--- Exercise data ---

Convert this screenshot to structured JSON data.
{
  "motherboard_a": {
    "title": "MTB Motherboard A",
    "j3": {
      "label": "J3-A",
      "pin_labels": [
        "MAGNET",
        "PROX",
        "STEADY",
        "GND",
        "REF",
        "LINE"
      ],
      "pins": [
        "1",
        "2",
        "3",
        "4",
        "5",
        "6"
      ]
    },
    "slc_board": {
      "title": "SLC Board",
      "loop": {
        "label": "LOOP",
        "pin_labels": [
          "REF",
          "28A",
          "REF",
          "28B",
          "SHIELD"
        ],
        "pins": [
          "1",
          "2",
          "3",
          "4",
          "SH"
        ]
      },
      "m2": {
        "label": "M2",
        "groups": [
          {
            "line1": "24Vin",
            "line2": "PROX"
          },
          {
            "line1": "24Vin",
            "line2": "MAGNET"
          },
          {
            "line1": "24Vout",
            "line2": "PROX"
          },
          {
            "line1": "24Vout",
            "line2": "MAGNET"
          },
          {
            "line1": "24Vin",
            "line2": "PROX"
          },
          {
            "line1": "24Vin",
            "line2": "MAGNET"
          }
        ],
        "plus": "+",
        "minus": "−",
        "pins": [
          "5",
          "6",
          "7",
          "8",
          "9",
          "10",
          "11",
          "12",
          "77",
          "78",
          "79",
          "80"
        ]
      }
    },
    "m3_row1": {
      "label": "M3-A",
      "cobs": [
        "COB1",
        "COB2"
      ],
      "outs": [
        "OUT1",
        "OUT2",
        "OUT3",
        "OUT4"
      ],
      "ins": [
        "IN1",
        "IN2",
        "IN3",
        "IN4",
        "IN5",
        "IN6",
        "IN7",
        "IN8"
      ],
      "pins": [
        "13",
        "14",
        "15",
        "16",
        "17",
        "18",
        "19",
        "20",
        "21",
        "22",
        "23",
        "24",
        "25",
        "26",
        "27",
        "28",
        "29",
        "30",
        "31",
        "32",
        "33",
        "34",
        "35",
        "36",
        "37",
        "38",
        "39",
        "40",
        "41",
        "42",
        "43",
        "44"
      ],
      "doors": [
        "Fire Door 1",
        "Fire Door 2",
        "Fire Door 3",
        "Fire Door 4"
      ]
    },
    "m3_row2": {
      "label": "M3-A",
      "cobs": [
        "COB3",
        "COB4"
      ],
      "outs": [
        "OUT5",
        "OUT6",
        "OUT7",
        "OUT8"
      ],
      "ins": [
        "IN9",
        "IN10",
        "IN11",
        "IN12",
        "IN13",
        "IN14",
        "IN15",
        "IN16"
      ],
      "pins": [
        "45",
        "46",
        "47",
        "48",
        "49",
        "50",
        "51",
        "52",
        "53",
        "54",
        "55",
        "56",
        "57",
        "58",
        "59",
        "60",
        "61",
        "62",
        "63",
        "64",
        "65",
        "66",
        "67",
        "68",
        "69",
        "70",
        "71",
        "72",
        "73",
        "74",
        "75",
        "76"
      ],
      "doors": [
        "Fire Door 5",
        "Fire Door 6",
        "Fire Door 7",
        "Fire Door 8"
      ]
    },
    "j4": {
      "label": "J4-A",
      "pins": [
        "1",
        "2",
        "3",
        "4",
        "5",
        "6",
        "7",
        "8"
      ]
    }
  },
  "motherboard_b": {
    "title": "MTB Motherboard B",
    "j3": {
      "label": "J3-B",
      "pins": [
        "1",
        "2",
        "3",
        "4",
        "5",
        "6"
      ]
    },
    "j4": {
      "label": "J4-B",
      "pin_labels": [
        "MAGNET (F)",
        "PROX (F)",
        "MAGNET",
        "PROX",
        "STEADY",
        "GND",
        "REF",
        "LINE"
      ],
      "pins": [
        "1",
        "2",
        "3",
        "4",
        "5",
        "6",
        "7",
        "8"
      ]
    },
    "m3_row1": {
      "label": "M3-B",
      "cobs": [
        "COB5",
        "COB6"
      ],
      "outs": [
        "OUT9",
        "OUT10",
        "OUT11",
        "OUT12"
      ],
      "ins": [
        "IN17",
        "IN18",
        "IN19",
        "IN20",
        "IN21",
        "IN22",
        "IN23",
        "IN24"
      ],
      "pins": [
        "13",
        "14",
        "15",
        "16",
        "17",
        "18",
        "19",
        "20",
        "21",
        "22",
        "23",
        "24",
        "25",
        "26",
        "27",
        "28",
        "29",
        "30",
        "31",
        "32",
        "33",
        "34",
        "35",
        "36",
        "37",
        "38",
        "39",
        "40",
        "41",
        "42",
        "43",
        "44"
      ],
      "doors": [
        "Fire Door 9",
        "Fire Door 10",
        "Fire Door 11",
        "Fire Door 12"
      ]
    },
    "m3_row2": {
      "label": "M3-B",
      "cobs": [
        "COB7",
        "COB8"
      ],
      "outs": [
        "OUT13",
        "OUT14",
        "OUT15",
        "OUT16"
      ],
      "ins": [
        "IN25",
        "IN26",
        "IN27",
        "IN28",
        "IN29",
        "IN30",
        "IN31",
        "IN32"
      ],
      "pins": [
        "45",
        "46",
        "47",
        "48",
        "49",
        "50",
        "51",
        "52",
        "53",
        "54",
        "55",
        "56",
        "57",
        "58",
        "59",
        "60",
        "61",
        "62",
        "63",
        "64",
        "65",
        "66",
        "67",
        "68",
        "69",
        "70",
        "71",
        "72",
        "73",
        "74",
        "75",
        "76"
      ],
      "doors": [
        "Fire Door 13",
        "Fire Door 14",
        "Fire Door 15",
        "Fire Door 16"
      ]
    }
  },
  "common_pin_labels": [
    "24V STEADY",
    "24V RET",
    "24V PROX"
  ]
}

---

What is asked
Count the lines of the listing above that include the word "title" and state the total with nothing else.

Worked solution
3